(Data entries for graphics)
— Begin —
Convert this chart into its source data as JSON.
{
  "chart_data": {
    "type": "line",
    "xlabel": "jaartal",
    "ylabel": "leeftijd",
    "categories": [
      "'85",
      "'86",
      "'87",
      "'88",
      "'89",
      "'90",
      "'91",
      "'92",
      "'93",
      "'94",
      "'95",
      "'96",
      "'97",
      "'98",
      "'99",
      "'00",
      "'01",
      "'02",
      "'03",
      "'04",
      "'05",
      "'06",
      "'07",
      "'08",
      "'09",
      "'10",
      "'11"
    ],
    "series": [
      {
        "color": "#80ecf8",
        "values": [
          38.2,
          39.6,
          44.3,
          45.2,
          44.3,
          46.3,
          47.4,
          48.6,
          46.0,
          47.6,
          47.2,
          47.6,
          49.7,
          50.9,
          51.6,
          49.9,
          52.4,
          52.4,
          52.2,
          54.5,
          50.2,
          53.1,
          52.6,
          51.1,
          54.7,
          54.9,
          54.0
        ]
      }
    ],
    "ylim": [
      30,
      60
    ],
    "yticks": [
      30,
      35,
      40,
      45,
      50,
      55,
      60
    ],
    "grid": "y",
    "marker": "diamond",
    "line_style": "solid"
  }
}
— End —
Copy all of the data exactly.

Convert this chart into its source data as JSON.
{
  "chart_data": {
    "type": "line",
    "xlabel": "jaartal",
    "ylabel": "leeftijd",
    "categories": [
      "'85",
      "'86",
      "'87",
      "'88",
      "'89",
      "'90",
      "'91",
      "'92",
      "'93",
      "'94",
      "'95",
      "'96",
      "'97",
      "'98",
      "'99",
      "'00",
      "'01",
      "'02",
      "'03",
      "'04",
      "'05",
      "'06",
      "'07",
      "'08",
      "'09",
      "'10",
      "'11"
    ],
    "series": [
      {
        "color": "#80ecf8",
        "values": [
          38.2,
          39.6,
          44.3,
          45.2,
          44.3,
          46.3,
          47.4,
          48.6,
          46.0,
          47.6,
          47.2,
          47.6,
          49.7,
          50.9,
          51.6,
          49.9,
          52.4,
          52.4,
          52.2,
          54.5,
          50.2,
          53.1,
          52.6,
          51.1,
          54.7,
          54.9,
          54.0
        ]
      }
    ],
    "ylim": [
      30,
      60
    ],
    "yticks": [
      30,
      35,
      40,
      45,
      50,
      55,
      60
    ],
    "grid": "y",
    "marker": "diamond",
    "line_style": "solid"
  }
}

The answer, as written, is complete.